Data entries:
** begin **
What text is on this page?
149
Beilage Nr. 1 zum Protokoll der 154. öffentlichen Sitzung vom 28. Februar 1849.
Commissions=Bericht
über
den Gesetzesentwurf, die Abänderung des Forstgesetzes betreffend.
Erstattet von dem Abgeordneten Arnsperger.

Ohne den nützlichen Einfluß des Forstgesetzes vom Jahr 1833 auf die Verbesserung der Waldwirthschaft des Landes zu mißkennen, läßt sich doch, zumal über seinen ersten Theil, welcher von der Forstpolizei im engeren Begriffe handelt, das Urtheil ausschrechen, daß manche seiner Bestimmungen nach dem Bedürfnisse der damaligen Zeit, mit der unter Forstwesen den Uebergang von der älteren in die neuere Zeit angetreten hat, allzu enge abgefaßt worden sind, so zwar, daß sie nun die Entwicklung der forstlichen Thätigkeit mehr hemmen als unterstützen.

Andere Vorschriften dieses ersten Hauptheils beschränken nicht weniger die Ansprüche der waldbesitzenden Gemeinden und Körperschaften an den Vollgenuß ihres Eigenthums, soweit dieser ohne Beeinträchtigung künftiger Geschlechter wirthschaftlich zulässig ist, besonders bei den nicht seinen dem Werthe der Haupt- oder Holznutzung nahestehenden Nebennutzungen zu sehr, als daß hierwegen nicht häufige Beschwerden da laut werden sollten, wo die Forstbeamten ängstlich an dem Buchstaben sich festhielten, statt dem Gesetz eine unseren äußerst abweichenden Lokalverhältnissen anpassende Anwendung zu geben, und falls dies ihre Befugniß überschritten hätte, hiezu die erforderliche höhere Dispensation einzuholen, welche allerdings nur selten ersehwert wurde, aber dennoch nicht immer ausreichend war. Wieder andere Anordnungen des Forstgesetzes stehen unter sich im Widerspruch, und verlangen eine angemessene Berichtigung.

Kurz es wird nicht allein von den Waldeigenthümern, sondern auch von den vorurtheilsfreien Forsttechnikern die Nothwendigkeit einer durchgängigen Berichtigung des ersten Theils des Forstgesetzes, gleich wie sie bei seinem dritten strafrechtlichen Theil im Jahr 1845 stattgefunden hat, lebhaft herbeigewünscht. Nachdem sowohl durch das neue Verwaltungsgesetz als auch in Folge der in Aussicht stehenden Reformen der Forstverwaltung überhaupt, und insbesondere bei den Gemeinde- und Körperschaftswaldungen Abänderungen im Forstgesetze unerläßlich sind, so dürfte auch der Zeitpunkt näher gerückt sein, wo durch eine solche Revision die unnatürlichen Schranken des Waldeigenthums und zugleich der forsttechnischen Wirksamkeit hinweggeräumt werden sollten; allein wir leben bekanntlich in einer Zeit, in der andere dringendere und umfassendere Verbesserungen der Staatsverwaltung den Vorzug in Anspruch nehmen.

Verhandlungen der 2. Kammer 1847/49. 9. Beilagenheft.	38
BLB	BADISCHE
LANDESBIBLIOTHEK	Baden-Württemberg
** end **
# What is expected
Write out the full listing exactly as given.

# Response to this task
What text is on this page?
149
Beilage Nr. 1 zum Protokoll der 154. öffentlichen Sitzung vom 28. Februar 1849.
Commissions=Bericht
über
den Gesetzesentwurf, die Abänderung des Forstgesetzes betreffend.
Erstattet von dem Abgeordneten Arnsperger.

Ohne den nützlichen Einfluß des Forstgesetzes vom Jahr 1833 auf die Verbesserung der Waldwirthschaft des Landes zu mißkennen, läßt sich doch, zumal über seinen ersten Theil, welcher von der Forstpolizei im engeren Begriffe handelt, das Urtheil ausschrechen, daß manche seiner Bestimmungen nach dem Bedürfnisse der damaligen Zeit, mit der unter Forstwesen den Uebergang von der älteren in die neuere Zeit angetreten hat, allzu enge abgefaßt worden sind, so zwar, daß sie nun die Entwicklung der forstlichen Thätigkeit mehr hemmen als unterstützen.

Andere Vorschriften dieses ersten Hauptheils beschränken nicht weniger die Ansprüche der waldbesitzenden Gemeinden und Körperschaften an den Vollgenuß ihres Eigenthums, soweit dieser ohne Beeinträchtigung künftiger Geschlechter wirthschaftlich zulässig ist, besonders bei den nicht seinen dem Werthe der Haupt- oder Holznutzung nahestehenden Nebennutzungen zu sehr, als daß hierwegen nicht häufige Beschwerden da laut werden sollten, wo die Forstbeamten ängstlich an dem Buchstaben sich festhielten, statt dem Gesetz eine unseren äußerst abweichenden Lokalverhältnissen anpassende Anwendung zu geben, und falls dies ihre Befugniß überschritten hätte, hiezu die erforderliche höhere Dispensation einzuholen, welche allerdings nur selten ersehwert wurde, aber dennoch nicht immer ausreichend war. Wieder andere Anordnungen des Forstgesetzes stehen unter sich im Widerspruch, und verlangen eine angemessene Berichtigung.

Kurz es wird nicht allein von den Waldeigenthümern, sondern auch von den vorurtheilsfreien Forsttechnikern die Nothwendigkeit einer durchgängigen Berichtigung des ersten Theils des Forstgesetzes, gleich wie sie bei seinem dritten strafrechtlichen Theil im Jahr 1845 stattgefunden hat, lebhaft herbeigewünscht. Nachdem sowohl durch das neue Verwaltungsgesetz als auch in Folge der in Aussicht stehenden Reformen der Forstverwaltung überhaupt, und insbesondere bei den Gemeinde- und Körperschaftswaldungen Abänderungen im Forstgesetze unerläßlich sind, so dürfte auch der Zeitpunkt näher gerückt sein, wo durch eine solche Revision die unnatürlichen Schranken des Waldeigenthums und zugleich der forsttechnischen Wirksamkeit hinweggeräumt werden sollten; allein wir leben bekanntlich in einer Zeit, in der andere dringendere und umfassendere Verbesserungen der Staatsverwaltung den Vorzug in Anspruch nehmen.

Verhandlungen der 2. Kammer 1847/49. 9. Beilagenheft.	38
BLB	BADISCHE
LANDESBIBLIOTHEK	Baden-Württemberg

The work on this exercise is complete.